Pull out every line from the listing that has the word "повышенной".

### [Extracted records]
------
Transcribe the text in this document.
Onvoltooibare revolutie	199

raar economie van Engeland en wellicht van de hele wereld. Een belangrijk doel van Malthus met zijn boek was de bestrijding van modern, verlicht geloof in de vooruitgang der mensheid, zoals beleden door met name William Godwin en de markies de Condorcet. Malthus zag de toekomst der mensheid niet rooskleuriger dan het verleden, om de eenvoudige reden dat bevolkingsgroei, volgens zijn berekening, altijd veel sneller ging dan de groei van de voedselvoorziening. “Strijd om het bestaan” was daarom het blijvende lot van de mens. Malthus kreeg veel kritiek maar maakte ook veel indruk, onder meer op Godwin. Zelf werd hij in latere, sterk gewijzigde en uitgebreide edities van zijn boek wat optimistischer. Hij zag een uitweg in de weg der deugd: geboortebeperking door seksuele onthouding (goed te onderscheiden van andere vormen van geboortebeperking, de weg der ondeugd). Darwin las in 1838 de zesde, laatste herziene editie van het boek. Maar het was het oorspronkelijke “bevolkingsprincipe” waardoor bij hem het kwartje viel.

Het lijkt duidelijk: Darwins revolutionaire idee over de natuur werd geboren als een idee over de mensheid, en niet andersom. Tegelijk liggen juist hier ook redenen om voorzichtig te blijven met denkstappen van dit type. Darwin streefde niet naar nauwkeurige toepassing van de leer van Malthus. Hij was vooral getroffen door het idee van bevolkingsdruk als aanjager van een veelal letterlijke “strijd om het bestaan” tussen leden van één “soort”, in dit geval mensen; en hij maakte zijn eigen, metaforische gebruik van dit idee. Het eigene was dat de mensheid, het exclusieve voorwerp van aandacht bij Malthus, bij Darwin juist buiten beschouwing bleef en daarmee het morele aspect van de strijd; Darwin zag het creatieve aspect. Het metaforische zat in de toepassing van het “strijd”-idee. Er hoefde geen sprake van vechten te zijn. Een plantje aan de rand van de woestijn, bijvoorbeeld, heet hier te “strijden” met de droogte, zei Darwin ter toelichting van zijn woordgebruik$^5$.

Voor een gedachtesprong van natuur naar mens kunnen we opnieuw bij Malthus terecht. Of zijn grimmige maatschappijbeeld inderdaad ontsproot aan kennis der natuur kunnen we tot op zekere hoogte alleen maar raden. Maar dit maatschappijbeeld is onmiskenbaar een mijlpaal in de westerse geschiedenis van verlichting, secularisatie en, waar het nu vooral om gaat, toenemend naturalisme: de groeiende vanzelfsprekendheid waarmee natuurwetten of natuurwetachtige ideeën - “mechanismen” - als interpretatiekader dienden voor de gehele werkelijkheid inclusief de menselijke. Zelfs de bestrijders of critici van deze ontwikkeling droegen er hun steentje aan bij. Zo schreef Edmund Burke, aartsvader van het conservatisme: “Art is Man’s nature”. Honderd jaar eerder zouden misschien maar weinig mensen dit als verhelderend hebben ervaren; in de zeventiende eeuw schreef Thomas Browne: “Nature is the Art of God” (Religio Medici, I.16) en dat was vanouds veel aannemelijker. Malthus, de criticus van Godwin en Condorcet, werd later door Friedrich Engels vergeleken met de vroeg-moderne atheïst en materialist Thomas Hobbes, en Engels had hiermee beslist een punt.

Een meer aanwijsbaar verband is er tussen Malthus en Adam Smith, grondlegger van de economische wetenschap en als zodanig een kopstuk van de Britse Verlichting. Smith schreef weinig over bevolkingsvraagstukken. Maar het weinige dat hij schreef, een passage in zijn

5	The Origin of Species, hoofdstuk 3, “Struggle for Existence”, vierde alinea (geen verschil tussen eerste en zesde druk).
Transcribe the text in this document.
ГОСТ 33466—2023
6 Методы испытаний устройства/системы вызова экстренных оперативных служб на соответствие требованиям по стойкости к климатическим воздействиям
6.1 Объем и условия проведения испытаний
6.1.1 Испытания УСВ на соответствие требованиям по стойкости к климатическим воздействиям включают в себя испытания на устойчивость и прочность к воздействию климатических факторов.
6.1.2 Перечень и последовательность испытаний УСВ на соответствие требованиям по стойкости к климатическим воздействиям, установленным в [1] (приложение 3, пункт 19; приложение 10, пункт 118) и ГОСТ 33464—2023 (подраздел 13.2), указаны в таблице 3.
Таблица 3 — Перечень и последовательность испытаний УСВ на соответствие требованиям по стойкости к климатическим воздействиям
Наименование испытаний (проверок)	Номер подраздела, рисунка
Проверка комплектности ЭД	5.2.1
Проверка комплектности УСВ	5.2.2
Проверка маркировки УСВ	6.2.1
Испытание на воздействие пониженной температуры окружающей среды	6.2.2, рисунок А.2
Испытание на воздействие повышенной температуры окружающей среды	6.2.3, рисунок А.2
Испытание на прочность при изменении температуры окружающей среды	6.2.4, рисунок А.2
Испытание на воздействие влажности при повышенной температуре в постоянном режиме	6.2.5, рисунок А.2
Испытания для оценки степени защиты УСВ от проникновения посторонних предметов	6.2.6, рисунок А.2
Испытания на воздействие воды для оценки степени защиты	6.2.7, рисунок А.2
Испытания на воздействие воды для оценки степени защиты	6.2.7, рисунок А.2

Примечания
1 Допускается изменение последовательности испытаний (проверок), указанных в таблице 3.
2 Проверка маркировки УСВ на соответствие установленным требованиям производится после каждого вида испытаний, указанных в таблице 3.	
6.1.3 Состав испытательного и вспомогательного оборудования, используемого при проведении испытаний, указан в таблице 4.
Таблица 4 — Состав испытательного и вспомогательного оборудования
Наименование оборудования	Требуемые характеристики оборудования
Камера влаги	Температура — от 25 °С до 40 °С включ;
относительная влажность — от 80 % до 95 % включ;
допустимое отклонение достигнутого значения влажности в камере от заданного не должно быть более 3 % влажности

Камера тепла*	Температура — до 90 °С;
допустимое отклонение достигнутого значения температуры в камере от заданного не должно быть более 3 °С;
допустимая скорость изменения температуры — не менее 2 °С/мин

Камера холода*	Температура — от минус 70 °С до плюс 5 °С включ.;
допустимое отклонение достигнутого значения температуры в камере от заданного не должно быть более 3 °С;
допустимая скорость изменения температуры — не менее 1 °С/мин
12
------
### [Answer to the exercise]
Испытание на воздействие повышенной температуры окружающей среды	6.2.3, рисунок А.2
Испытание на воздействие влажности при повышенной температуре в постоянном режиме	6.2.5, рисунок А.2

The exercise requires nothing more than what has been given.